---------- Dataset content
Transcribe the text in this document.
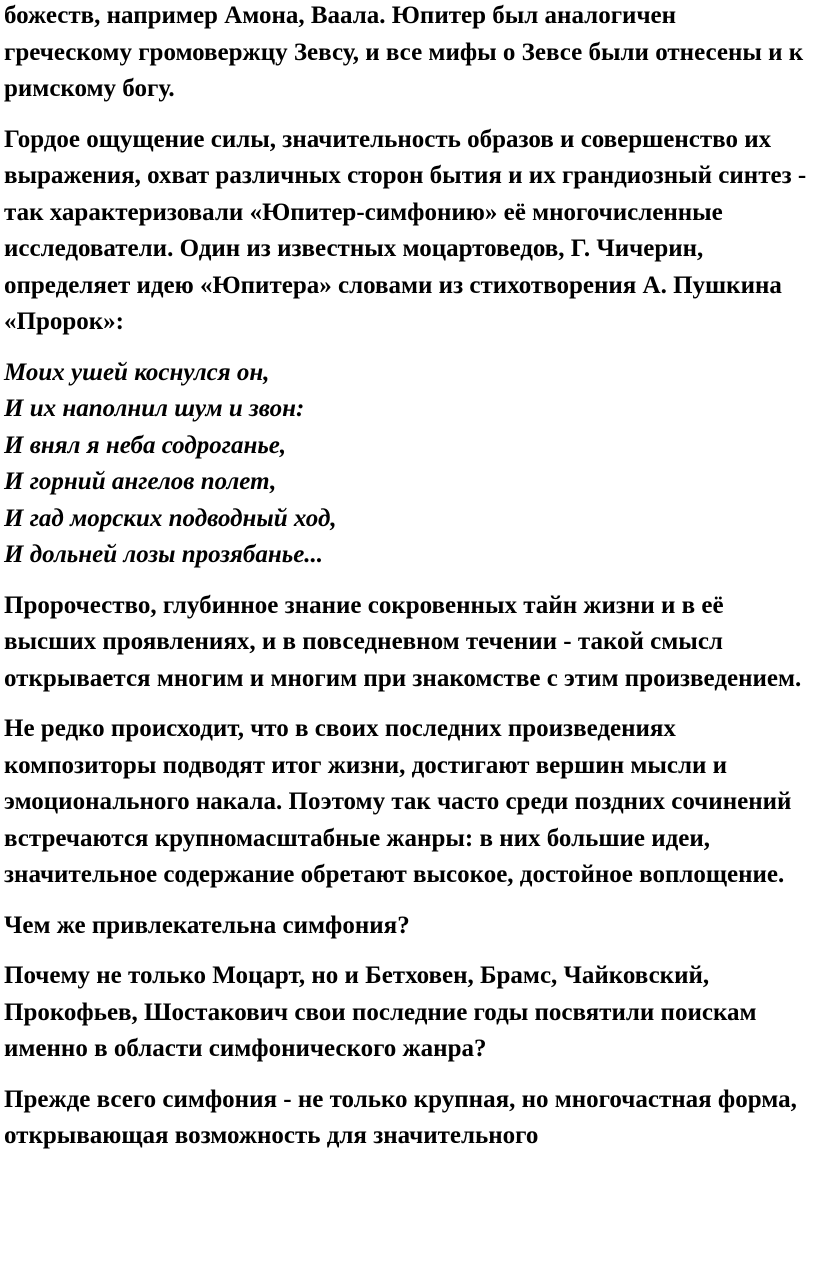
божеств, например Амона, Ваала. Юпитер был аналогичен греческому громовержцу Зевсу, и все мифы о Зевсе были отнесены и к римскому богу.

Гордое ощущение силы, значительность образов и совершенство их выражения, охват различных сторон бытия и их грандиозный синтез - так характеризовали «Юпитер-симфонию» её многочисленные исследователи. Один из известных моцартоведов, Г. Чичерин, определяет идею «Юпитера» словами из стихотворения А. Пушкина «Пророк»:

Моих ушей коснулся он,
И их наполнил шум и звон:
И внял я неба содроганье,
И горний ангелов полет,
И гад морских подводный ход,
И дольней лозы прозябанье...

Пророчество, глубинное знание сокровенных тайн жизни и в её высших проявлениях, и в повседневном течении - такой смысл открывается многим и многим при знакомстве с этим произведением.

Не редко происходит, что в своих последних произведениях композиторы подводят итог жизни, достигают вершин мысли и эмоционального накала. Поэтому так часто среди поздних сочинений встречаются крупномасштабные жанры: в них большие идеи, значительное содержание обретают высокое, достойное воплощение.

Чем же привлекательна симфония?

Почему не только Моцарт, но и Бетховен, Брамс, Чайковский, Прокофьев, Шостакович свои последние годы посвятили поискам именно в области симфонического жанра?

Прежде всего симфония - не только крупная, но многочастная форма, открывающая возможность для значительного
--------------------
**What you should do**. Omit any images, then output the listing exactly.

**The output**.
Transcribe the text in this document.
божеств, например Амона, Ваала. Юпитер был аналогичен греческому громовержцу Зевсу, и все мифы о Зевсе были отнесены и к римскому богу.

Гордое ощущение силы, значительность образов и совершенство их выражения, охват различных сторон бытия и их грандиозный синтез - так характеризовали «Юпитер-симфонию» её многочисленные исследователи. Один из известных моцартоведов, Г. Чичерин, определяет идею «Юпитера» словами из стихотворения А. Пушкина «Пророк»:

Моих ушей коснулся он,
И их наполнил шум и звон:
И внял я неба содроганье,
И горний ангелов полет,
И гад морских подводный ход,
И дольней лозы прозябанье...

Пророчество, глубинное знание сокровенных тайн жизни и в её высших проявлениях, и в повседневном течении - такой смысл открывается многим и многим при знакомстве с этим произведением.

Не редко происходит, что в своих последних произведениях композиторы подводят итог жизни, достигают вершин мысли и эмоционального накала. Поэтому так часто среди поздних сочинений встречаются крупномасштабные жанры: в них большие идеи, значительное содержание обретают высокое, достойное воплощение.

Чем же привлекательна симфония?

Почему не только Моцарт, но и Бетховен, Брамс, Чайковский, Прокофьев, Шостакович свои последние годы посвятили поискам именно в области симфонического жанра?

Прежде всего симфония - не только крупная, но многочастная форма, открывающая возможность для значительного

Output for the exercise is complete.